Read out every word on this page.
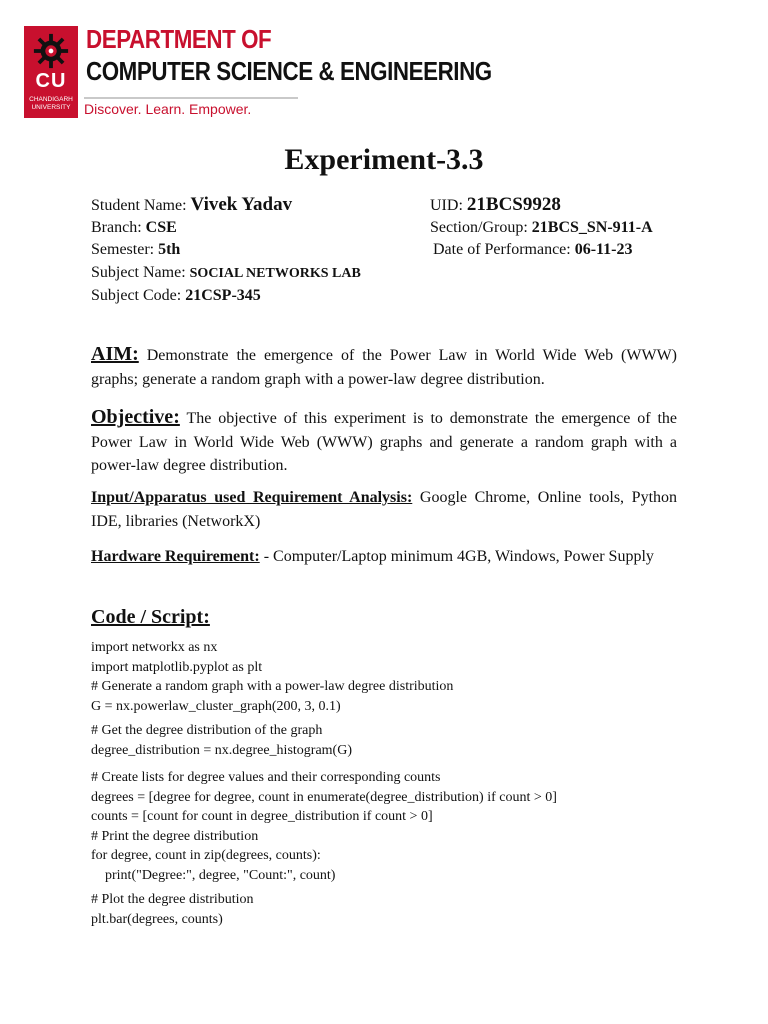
CU
CHANDIGARH UNIVERSITY
DEPARTMENT OF
COMPUTER SCIENCE & ENGINEERING
Discover. Learn. Empower.
Experiment-3.3
Student Name: Vivek Yadav	UID: 21BCS9928
Branch: CSE	Section/Group: 21BCS_SN-911-A
Semester: 5th	Date of Performance: 06-11-23
Subject Name: SOCIAL NETWORKS LAB
Subject Code: 21CSP-345
AIM: Demonstrate the emergence of the Power Law in World Wide Web (WWW) graphs; generate a random graph with a power-law degree distribution.
Objective: The objective of this experiment is to demonstrate the emergence of the Power Law in World Wide Web (WWW) graphs and generate a random graph with a power-law degree distribution.
Input/Apparatus used Requirement Analysis: Google Chrome, Online tools, Python IDE, libraries (NetworkX)
Hardware Requirement: - Computer/Laptop minimum 4GB, Windows, Power Supply
Code / Script:
import networkx as nx
import matplotlib.pyplot as plt
# Generate a random graph with a power-law degree distribution
G = nx.powerlaw_cluster_graph(200, 3, 0.1)
# Get the degree distribution of the graph
degree_distribution = nx.degree_histogram(G)
# Create lists for degree values and their corresponding counts
degrees = [degree for degree, count in enumerate(degree_distribution) if count > 0]
counts = [count for count in degree_distribution if count > 0]
# Print the degree distribution
for degree, count in zip(degrees, counts):
print("Degree:", degree, "Count:", count)
# Plot the degree distribution
plt.bar(degrees, counts)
◆ ◆ ◆ ◆ ◆ ◆ ◆
PROBLEM TO WORK ON:
Restate the whole listing above exactly, except for its images.

EXERCISE ANSWER:
Read out every word on this page.
CU
CHANDIGARH UNIVERSITY
DEPARTMENT OF
COMPUTER SCIENCE & ENGINEERING
Discover. Learn. Empower.
Experiment-3.3
Student Name: Vivek Yadav	UID: 21BCS9928
Branch: CSE	Section/Group: 21BCS_SN-911-A
Semester: 5th	Date of Performance: 06-11-23
Subject Name: SOCIAL NETWORKS LAB
Subject Code: 21CSP-345
AIM: Demonstrate the emergence of the Power Law in World Wide Web (WWW) graphs; generate a random graph with a power-law degree distribution.
Objective: The objective of this experiment is to demonstrate the emergence of the Power Law in World Wide Web (WWW) graphs and generate a random graph with a power-law degree distribution.
Input/Apparatus used Requirement Analysis: Google Chrome, Online tools, Python IDE, libraries (NetworkX)
Hardware Requirement: - Computer/Laptop minimum 4GB, Windows, Power Supply
Code / Script:
import networkx as nx
import matplotlib.pyplot as plt
# Generate a random graph with a power-law degree distribution
G = nx.powerlaw_cluster_graph(200, 3, 0.1)
# Get the degree distribution of the graph
degree_distribution = nx.degree_histogram(G)
# Create lists for degree values and their corresponding counts
degrees = [degree for degree, count in enumerate(degree_distribution) if count > 0]
counts = [count for count in degree_distribution if count > 0]
# Print the degree distribution
for degree, count in zip(degrees, counts):
print("Degree:", degree, "Count:", count)
# Plot the degree distribution
plt.bar(degrees, counts)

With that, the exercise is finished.